Task — The data below should be restated word for word, with every picture omitted.

[Extracted records]
■ ■ ■
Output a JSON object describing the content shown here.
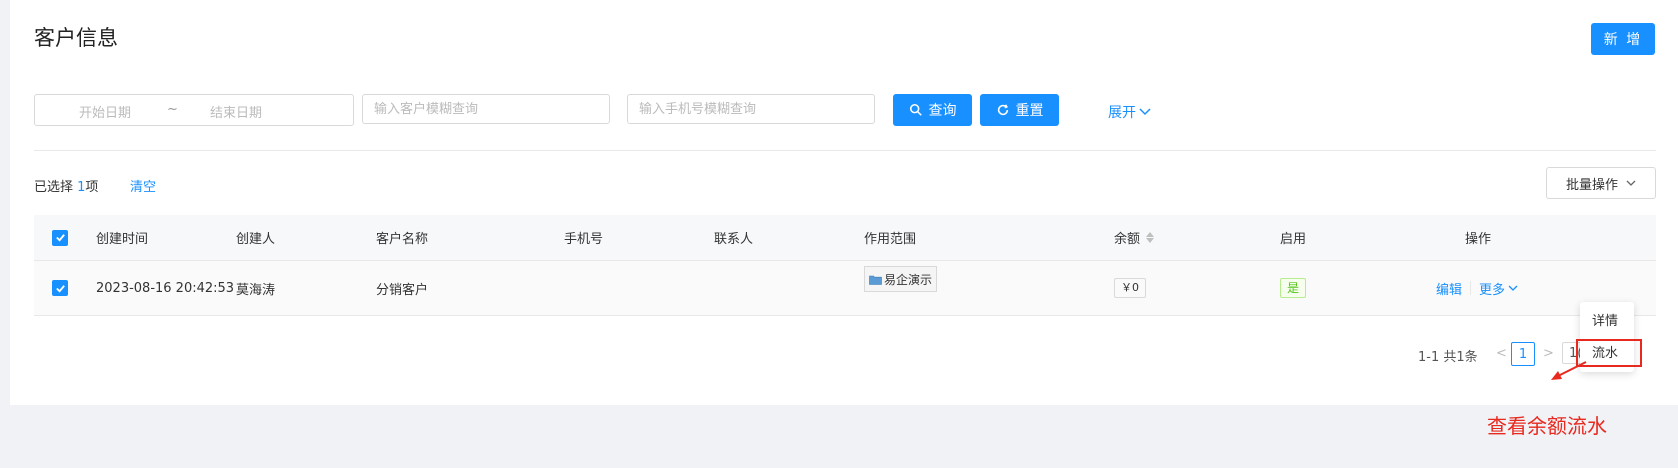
{
  "header": {
    "title": "客户信息",
    "new_button": "新 增"
  },
  "filters": {
    "start_date_placeholder": "开始日期",
    "range_separator": "~",
    "end_date_placeholder": "结束日期",
    "customer_placeholder": "输入客户模糊查询",
    "phone_placeholder": "输入手机号模糊查询",
    "search_button": "查询",
    "reset_button": "重置",
    "expand_link": "展开"
  },
  "selection": {
    "prefix": "已选择 ",
    "count": "1",
    "suffix": "项",
    "clear": "清空",
    "batch_button": "批量操作"
  },
  "table": {
    "columns": [
      "创建时间",
      "创建人",
      "客户名称",
      "手机号",
      "联系人",
      "作用范围",
      "余额",
      "启用",
      "操作"
    ],
    "rows": [
      {
        "created_at": "2023-08-16 20:42:53",
        "creator": "莫海涛",
        "customer_name": "分销客户",
        "phone": "",
        "contact": "",
        "scope": "易企演示",
        "balance": "￥0",
        "enabled": "是",
        "edit": "编辑",
        "more": "更多"
      }
    ]
  },
  "pagination": {
    "total": "1-1 共1条",
    "prev": "<",
    "current": "1",
    "next": ">",
    "size_partial": "1("
  },
  "dropdown": {
    "items": [
      "详情",
      "流水"
    ]
  },
  "annotation": {
    "text": "查看余额流水"
  },
  "colors": {
    "primary": "#1890ff",
    "annotation": "#e8291f",
    "enabled": "#52c41a"
  }
}
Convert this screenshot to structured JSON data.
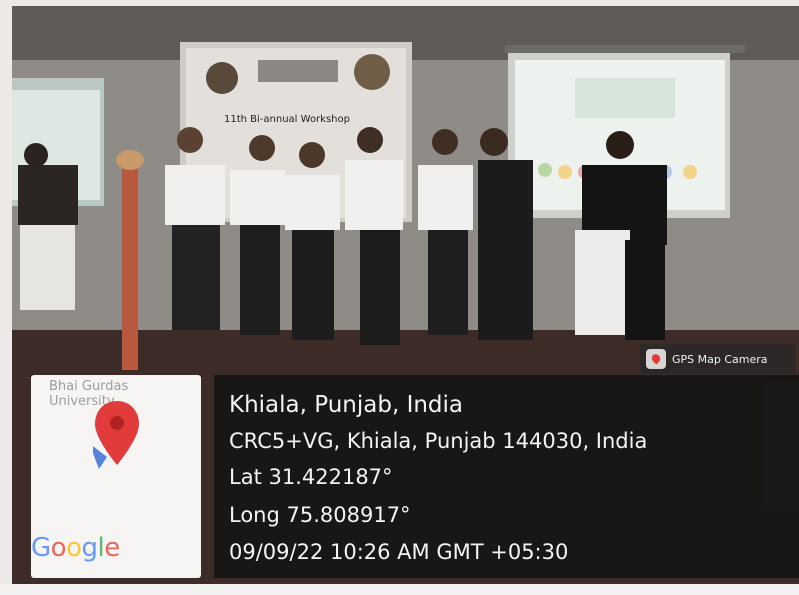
{
  "camera_badge": {
    "label": "GPS Map Camera",
    "icon": "gps-map-camera-icon"
  },
  "map_thumbnail": {
    "partial_text": "Bhai Gurdas\nUniversity",
    "logo_text": "Google",
    "pin_color": "#e23b3b"
  },
  "location_info": {
    "place": "Khiala, Punjab, India",
    "address": "CRC5+VG, Khiala, Punjab 144030, India",
    "latitude": "Lat 31.422187°",
    "longitude": "Long 75.808917°",
    "datetime": "09/09/22 10:26 AM GMT +05:30"
  },
  "scene": {
    "banner_heading": "11th Bi-annual Workshop",
    "colors": {
      "overlay": "#161616",
      "text": "#f4f4f4"
    }
  }
}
■ ■ ■
Reply to the exercise —
Output a JSON object describing the content shown here.
{
  "header": {
    "title": "客户信息",
    "new_button": "新 增"
  },
  "filters": {
    "start_date_placeholder": "开始日期",
    "range_separator": "~",
    "end_date_placeholder": "结束日期",
    "customer_placeholder": "输入客户模糊查询",
    "phone_placeholder": "输入手机号模糊查询",
    "search_button": "查询",
    "reset_button": "重置",
    "expand_link": "展开"
  },
  "selection": {
    "prefix": "已选择 ",
    "count": "1",
    "suffix": "项",
    "clear": "清空",
    "batch_button": "批量操作"
  },
  "table": {
    "columns": [
      "创建时间",
      "创建人",
      "客户名称",
      "手机号",
      "联系人",
      "作用范围",
      "余额",
      "启用",
      "操作"
    ],
    "rows": [
      {
        "created_at": "2023-08-16 20:42:53",
        "creator": "莫海涛",
        "customer_name": "分销客户",
        "phone": "",
        "contact": "",
        "scope": "易企演示",
        "balance": "￥0",
        "enabled": "是",
        "edit": "编辑",
        "more": "更多"
      }
    ]
  },
  "pagination": {
    "total": "1-1 共1条",
    "prev": "<",
    "current": "1",
    "next": ">",
    "size_partial": "1("
  },
  "dropdown": {
    "items": [
      "详情",
      "流水"
    ]
  },
  "annotation": {
    "text": "查看余额流水"
  },
  "colors": {
    "primary": "#1890ff",
    "annotation": "#e8291f",
    "enabled": "#52c41a"
  }
}
Convert this screenshot to structured JSON data.
{
  "camera_badge": {
    "label": "GPS Map Camera",
    "icon": "gps-map-camera-icon"
  },
  "map_thumbnail": {
    "partial_text": "Bhai Gurdas\nUniversity",
    "logo_text": "Google",
    "pin_color": "#e23b3b"
  },
  "location_info": {
    "place": "Khiala, Punjab, India",
    "address": "CRC5+VG, Khiala, Punjab 144030, India",
    "latitude": "Lat 31.422187°",
    "longitude": "Long 75.808917°",
    "datetime": "09/09/22 10:26 AM GMT +05:30"
  },
  "scene": {
    "banner_heading": "11th Bi-annual Workshop",
    "colors": {
      "overlay": "#161616",
      "text": "#f4f4f4"
    }
  }
}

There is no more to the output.